(begin)

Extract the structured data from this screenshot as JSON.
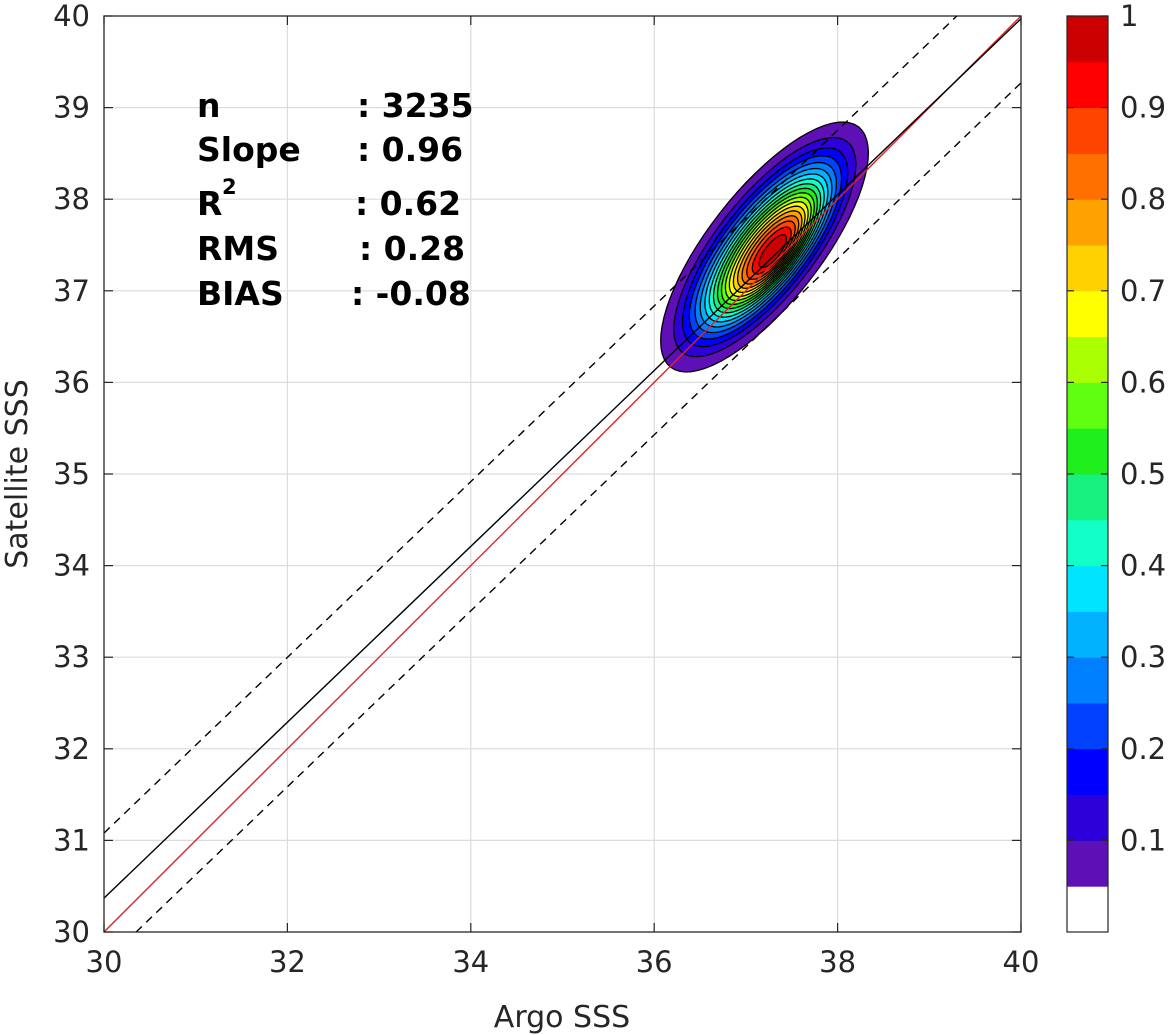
{
  "chart_data": {
    "type": "contour",
    "xlabel": "Argo SSS",
    "ylabel": "Satellite SSS",
    "xlim": [
      30,
      40
    ],
    "ylim": [
      30,
      40
    ],
    "x_ticks": [
      30,
      32,
      34,
      36,
      38,
      40
    ],
    "y_ticks": [
      30,
      31,
      32,
      33,
      34,
      35,
      36,
      37,
      38,
      39,
      40
    ],
    "grid": true,
    "statistics": [
      {
        "key": "n",
        "value": ": 3235"
      },
      {
        "key": "Slope",
        "value": ": 0.96"
      },
      {
        "key": "R",
        "sup": "2",
        "value": ": 0.62"
      },
      {
        "key": "RMS",
        "value": ": 0.28"
      },
      {
        "key": "BIAS",
        "value": ": -0.08"
      }
    ],
    "reference_lines": [
      {
        "name": "one-to-one",
        "style": "solid",
        "color": "#d62728",
        "points": [
          [
            30,
            30
          ],
          [
            40,
            40
          ]
        ]
      },
      {
        "name": "regression",
        "style": "solid",
        "color": "#000000",
        "points": [
          [
            30,
            30.37
          ],
          [
            40,
            39.97
          ]
        ]
      },
      {
        "name": "upper-bound",
        "style": "dashed",
        "color": "#000000",
        "points": [
          [
            30,
            31.08
          ],
          [
            39.3,
            40
          ]
        ]
      },
      {
        "name": "lower-bound",
        "style": "dashed",
        "color": "#000000",
        "points": [
          [
            30.35,
            30
          ],
          [
            40,
            39.27
          ]
        ]
      }
    ],
    "density": {
      "center": [
        37.32,
        37.42
      ],
      "sigma_major": 0.68,
      "sigma_minor": 0.25,
      "angle_deg": 52,
      "shift": [
        -0.12,
        0.06
      ],
      "max_value": 1
    },
    "colorbar": {
      "levels": [
        0,
        0.05,
        0.1,
        0.15,
        0.2,
        0.25,
        0.3,
        0.35,
        0.4,
        0.45,
        0.5,
        0.55,
        0.6,
        0.65,
        0.7,
        0.75,
        0.8,
        0.85,
        0.9,
        0.95,
        1.0
      ],
      "colors": [
        "#ffffff",
        "#5e0fb5",
        "#2d00d9",
        "#0000ff",
        "#0042ff",
        "#0080ff",
        "#00b2ff",
        "#00e5ff",
        "#12ffc8",
        "#18f080",
        "#1ef01e",
        "#60ff10",
        "#aaff00",
        "#ffff00",
        "#ffd100",
        "#ffa100",
        "#ff7000",
        "#ff4400",
        "#ff0000",
        "#cc0000",
        "#8b0000"
      ],
      "ticks": [
        0.1,
        0.2,
        0.3,
        0.4,
        0.5,
        0.6,
        0.7,
        0.8,
        0.9,
        1
      ],
      "tick_labels": [
        "0.1",
        "0.2",
        "0.3",
        "0.4",
        "0.5",
        "0.6",
        "0.7",
        "0.8",
        "0.9",
        "1"
      ]
    }
  }
}
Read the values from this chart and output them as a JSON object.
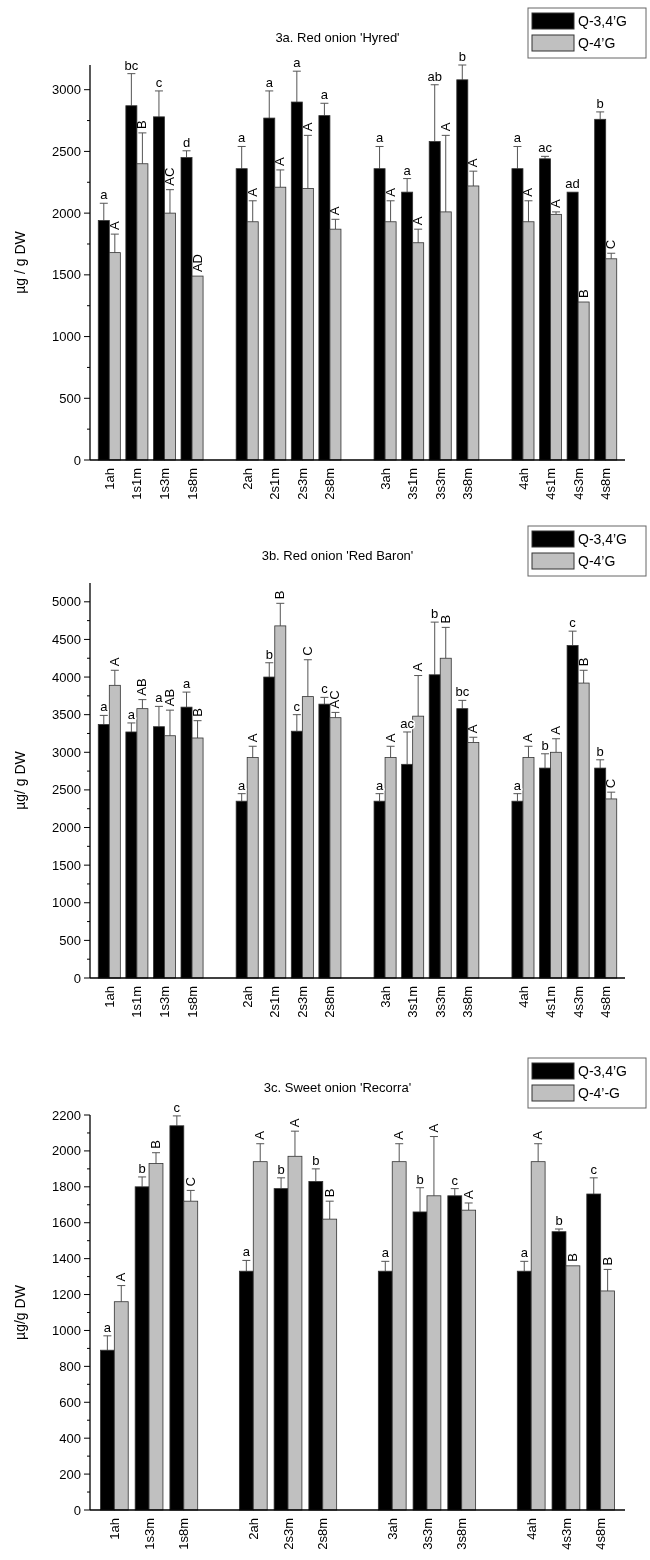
{
  "chart_data": [
    {
      "type": "bar",
      "title": "3a. Red onion 'Hyred'",
      "ylabel": "µg / g DW",
      "legend": "top right",
      "ylim": [
        0,
        3200
      ],
      "yticks": [
        0,
        {
          "value": 250,
          "label": null
        },
        500,
        {
          "value": 750,
          "label": null
        },
        1000,
        {
          "value": 1250,
          "label": null
        },
        1500,
        {
          "value": 1750,
          "label": null
        },
        2000,
        {
          "value": 2250,
          "label": null
        },
        2500,
        {
          "value": 2750,
          "label": null
        },
        3000
      ],
      "categories": [
        "1ah",
        "1s1m",
        "1s3m",
        "1s8m",
        null,
        "2ah",
        "2s1m",
        "2s3m",
        "2s8m",
        null,
        "3ah",
        "3s1m",
        "3s3m",
        "3s8m",
        null,
        "4ah",
        "4s1m",
        "4s3m",
        "4s8m"
      ],
      "series": [
        {
          "name": "Q-3,4’G",
          "color": "#000000",
          "values": [
            1940,
            2870,
            2780,
            2450,
            null,
            2360,
            2770,
            2900,
            2790,
            null,
            2360,
            2170,
            2580,
            3080,
            null,
            2360,
            2440,
            2170,
            2760
          ],
          "errors": [
            140,
            260,
            210,
            55,
            null,
            180,
            220,
            250,
            100,
            null,
            180,
            110,
            460,
            120,
            null,
            180,
            20,
            null,
            60
          ]
        },
        {
          "name": "Q-4’G",
          "color": "#c0c0c0",
          "values": [
            1680,
            2400,
            2000,
            1490,
            null,
            1930,
            2210,
            2200,
            1870,
            null,
            1930,
            1760,
            2010,
            2220,
            null,
            1930,
            1990,
            1280,
            1630
          ],
          "errors": [
            150,
            250,
            190,
            null,
            null,
            170,
            140,
            430,
            80,
            null,
            170,
            110,
            620,
            120,
            null,
            170,
            20,
            null,
            45
          ]
        }
      ],
      "annotations": [
        {
          "text": "a",
          "x": "1ah",
          "y": 2080
        },
        {
          "text": "bc",
          "x": "1s1m",
          "y": 3130
        },
        {
          "text": "c",
          "x": "1s3m",
          "y": 2990
        },
        {
          "text": "d",
          "x": "1s8m",
          "y": 2505
        },
        {
          "text": "a",
          "x": "2ah",
          "y": 2540
        },
        {
          "text": "a",
          "x": "2s1m",
          "y": 2990
        },
        {
          "text": "a",
          "x": "2s3m",
          "y": 3150
        },
        {
          "text": "a",
          "x": "2s8m",
          "y": 2890
        },
        {
          "text": "a",
          "x": "3ah",
          "y": 2540
        },
        {
          "text": "a",
          "x": "3s1m",
          "y": 2280
        },
        {
          "text": "ab",
          "x": "3s3m",
          "y": 3040
        },
        {
          "text": "b",
          "x": "3s8m",
          "y": 3200
        },
        {
          "text": "a",
          "x": "4ah",
          "y": 2540
        },
        {
          "text": "ac",
          "x": "4s1m",
          "y": 2460
        },
        {
          "text": "ad",
          "x": "4s3m",
          "y": 2170
        },
        {
          "text": "b",
          "x": "4s8m",
          "y": 2820
        },
        {
          "text": "A",
          "x": "1ah",
          "y": 1830
        },
        {
          "text": "B",
          "x": "1s1m",
          "y": 2650
        },
        {
          "text": "AC",
          "x": "1s3m",
          "y": 2190
        },
        {
          "text": "AD",
          "x": "1s8m",
          "y": 1490
        },
        {
          "text": "A",
          "x": "2ah",
          "y": 2100
        },
        {
          "text": "A",
          "x": "2s1m",
          "y": 2350
        },
        {
          "text": "A",
          "x": "2s3m",
          "y": 2630
        },
        {
          "text": "A",
          "x": "2s8m",
          "y": 1950
        },
        {
          "text": "A",
          "x": "3ah",
          "y": 2100
        },
        {
          "text": "A",
          "x": "3s1m",
          "y": 1870
        },
        {
          "text": "A",
          "x": "3s3m",
          "y": 2630
        },
        {
          "text": "A",
          "x": "3s8m",
          "y": 2340
        },
        {
          "text": "A",
          "x": "4ah",
          "y": 2100
        },
        {
          "text": "A",
          "x": "4s1m",
          "y": 2010
        },
        {
          "text": "B",
          "x": "4s3m",
          "y": 1280
        },
        {
          "text": "C",
          "x": "4s8m",
          "y": 1675
        }
      ]
    },
    {
      "type": "bar",
      "title": "3b. Red onion 'Red Baron'",
      "ylabel": "µg/ g DW",
      "legend": "top right",
      "ylim": [
        0,
        5250
      ],
      "yticks": [
        0,
        {
          "value": 250,
          "label": null
        },
        500,
        {
          "value": 750,
          "label": null
        },
        1000,
        {
          "value": 1250,
          "label": null
        },
        1500,
        {
          "value": 1750,
          "label": null
        },
        2000,
        {
          "value": 2250,
          "label": null
        },
        2500,
        {
          "value": 2750,
          "label": null
        },
        3000,
        {
          "value": 3250,
          "label": null
        },
        3500,
        {
          "value": 3750,
          "label": null
        },
        4000,
        {
          "value": 4250,
          "label": null
        },
        4500,
        {
          "value": 4750,
          "label": null
        },
        5000
      ],
      "categories": [
        "1ah",
        "1s1m",
        "1s3m",
        "1s8m",
        null,
        "2ah",
        "2s1m",
        "2s3m",
        "2s8m",
        null,
        "3ah",
        "3s1m",
        "3s3m",
        "3s8m",
        null,
        "4ah",
        "4s1m",
        "4s3m",
        "4s8m"
      ],
      "series": [
        {
          "name": "Q-3,4’G",
          "color": "#000000",
          "values": [
            3370,
            3270,
            3340,
            3600,
            null,
            2350,
            4000,
            3280,
            3640,
            null,
            2350,
            2840,
            4030,
            3580,
            null,
            2350,
            2790,
            4420,
            2790
          ],
          "errors": [
            120,
            120,
            270,
            200,
            null,
            100,
            190,
            220,
            90,
            null,
            100,
            430,
            700,
            110,
            null,
            100,
            190,
            190,
            110
          ]
        },
        {
          "name": "Q-4’G",
          "color": "#c0c0c0",
          "values": [
            3890,
            3580,
            3220,
            3190,
            null,
            2930,
            4680,
            3740,
            3460,
            null,
            2930,
            3480,
            4250,
            3130,
            null,
            2930,
            3000,
            3920,
            2380
          ],
          "errors": [
            200,
            120,
            340,
            230,
            null,
            150,
            300,
            490,
            70,
            null,
            150,
            540,
            410,
            70,
            null,
            150,
            180,
            170,
            90
          ]
        }
      ],
      "annotations": [
        {
          "text": "a",
          "x": "1ah",
          "y": 3490
        },
        {
          "text": "a",
          "x": "1s1m",
          "y": 3390
        },
        {
          "text": "a",
          "x": "1s3m",
          "y": 3610
        },
        {
          "text": "a",
          "x": "1s8m",
          "y": 3800
        },
        {
          "text": "a",
          "x": "2ah",
          "y": 2450
        },
        {
          "text": "b",
          "x": "2s1m",
          "y": 4190
        },
        {
          "text": "c",
          "x": "2s3m",
          "y": 3500
        },
        {
          "text": "c",
          "x": "2s8m",
          "y": 3730
        },
        {
          "text": "a",
          "x": "3ah",
          "y": 2450
        },
        {
          "text": "ac",
          "x": "3s1m",
          "y": 3270
        },
        {
          "text": "b",
          "x": "3s3m",
          "y": 4730
        },
        {
          "text": "bc",
          "x": "3s8m",
          "y": 3690
        },
        {
          "text": "a",
          "x": "4ah",
          "y": 2450
        },
        {
          "text": "b",
          "x": "4s1m",
          "y": 2980
        },
        {
          "text": "c",
          "x": "4s3m",
          "y": 4610
        },
        {
          "text": "b",
          "x": "4s8m",
          "y": 2900
        },
        {
          "text": "A",
          "x": "1ah",
          "y": 4090
        },
        {
          "text": "AB",
          "x": "1s1m",
          "y": 3700
        },
        {
          "text": "AB",
          "x": "1s3m",
          "y": 3560
        },
        {
          "text": "B",
          "x": "1s8m",
          "y": 3420
        },
        {
          "text": "A",
          "x": "2ah",
          "y": 3080
        },
        {
          "text": "B",
          "x": "2s1m",
          "y": 4980
        },
        {
          "text": "C",
          "x": "2s3m",
          "y": 4230
        },
        {
          "text": "AC",
          "x": "2s8m",
          "y": 3530
        },
        {
          "text": "A",
          "x": "3ah",
          "y": 3080
        },
        {
          "text": "A",
          "x": "3s1m",
          "y": 4020
        },
        {
          "text": "B",
          "x": "3s3m",
          "y": 4660
        },
        {
          "text": "A",
          "x": "3s8m",
          "y": 3200
        },
        {
          "text": "A",
          "x": "4ah",
          "y": 3080
        },
        {
          "text": "A",
          "x": "4s1m",
          "y": 3180
        },
        {
          "text": "B",
          "x": "4s3m",
          "y": 4090
        },
        {
          "text": "C",
          "x": "4s8m",
          "y": 2470
        }
      ]
    },
    {
      "type": "bar",
      "title": "3c. Sweet onion 'Recorra'",
      "ylabel": "µg/g DW",
      "legend": "top right",
      "ylim": [
        0,
        2200
      ],
      "yticks": [
        0,
        {
          "value": 100,
          "label": null
        },
        200,
        {
          "value": 300,
          "label": null
        },
        400,
        {
          "value": 500,
          "label": null
        },
        600,
        {
          "value": 700,
          "label": null
        },
        800,
        {
          "value": 900,
          "label": null
        },
        1000,
        {
          "value": 1100,
          "label": null
        },
        1200,
        {
          "value": 1300,
          "label": null
        },
        1400,
        {
          "value": 1500,
          "label": null
        },
        1600,
        {
          "value": 1700,
          "label": null
        },
        1800,
        {
          "value": 1900,
          "label": null
        },
        2000,
        {
          "value": 2100,
          "label": null
        },
        2200
      ],
      "categories": [
        "1ah",
        "1s3m",
        "1s8m",
        null,
        "2ah",
        "2s3m",
        "2s8m",
        null,
        "3ah",
        "3s3m",
        "3s8m",
        null,
        "4ah",
        "4s3m",
        "4s8m"
      ],
      "series": [
        {
          "name": "Q-3,4’G",
          "color": "#000000",
          "values": [
            890,
            1800,
            2140,
            null,
            1330,
            1790,
            1830,
            null,
            1330,
            1660,
            1750,
            null,
            1330,
            1550,
            1760
          ],
          "errors": [
            80,
            55,
            55,
            null,
            60,
            60,
            70,
            null,
            55,
            135,
            40,
            null,
            55,
            15,
            90
          ]
        },
        {
          "name": "Q-4’-G",
          "color": "#c0c0c0",
          "values": [
            1160,
            1930,
            1720,
            null,
            1940,
            1970,
            1620,
            null,
            1940,
            1750,
            1670,
            null,
            1940,
            1360,
            1220
          ],
          "errors": [
            90,
            60,
            60,
            null,
            100,
            140,
            100,
            null,
            100,
            330,
            40,
            null,
            100,
            null,
            120
          ]
        }
      ],
      "annotations": [
        {
          "text": "a",
          "x": "1ah",
          "y": 970
        },
        {
          "text": "b",
          "x": "1s3m",
          "y": 1855
        },
        {
          "text": "c",
          "x": "1s8m",
          "y": 2195
        },
        {
          "text": "a",
          "x": "2ah",
          "y": 1390
        },
        {
          "text": "b",
          "x": "2s3m",
          "y": 1850
        },
        {
          "text": "b",
          "x": "2s8m",
          "y": 1900
        },
        {
          "text": "a",
          "x": "3ah",
          "y": 1385
        },
        {
          "text": "b",
          "x": "3s3m",
          "y": 1795
        },
        {
          "text": "c",
          "x": "3s8m",
          "y": 1790
        },
        {
          "text": "a",
          "x": "4ah",
          "y": 1385
        },
        {
          "text": "b",
          "x": "4s3m",
          "y": 1565
        },
        {
          "text": "c",
          "x": "4s8m",
          "y": 1850
        },
        {
          "text": "A",
          "x": "1ah",
          "y": 1250
        },
        {
          "text": "B",
          "x": "1s3m",
          "y": 1990
        },
        {
          "text": "C",
          "x": "1s8m",
          "y": 1780
        },
        {
          "text": "A",
          "x": "2ah",
          "y": 2040
        },
        {
          "text": "A",
          "x": "2s3m",
          "y": 2110
        },
        {
          "text": "B",
          "x": "2s8m",
          "y": 1720
        },
        {
          "text": "A",
          "x": "3ah",
          "y": 2040
        },
        {
          "text": "A",
          "x": "3s3m",
          "y": 2080
        },
        {
          "text": "A",
          "x": "3s8m",
          "y": 1710
        },
        {
          "text": "A",
          "x": "4ah",
          "y": 2040
        },
        {
          "text": "B",
          "x": "4s3m",
          "y": 1360
        },
        {
          "text": "B",
          "x": "4s8m",
          "y": 1340
        }
      ]
    }
  ]
}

(end)

Search the listing for the string "JSON". Copy each line where it turns up.

Answer to this exercise.
Extract the structured data from this screenshot as JSON.
Read the values from this chart and output them as a JSON object.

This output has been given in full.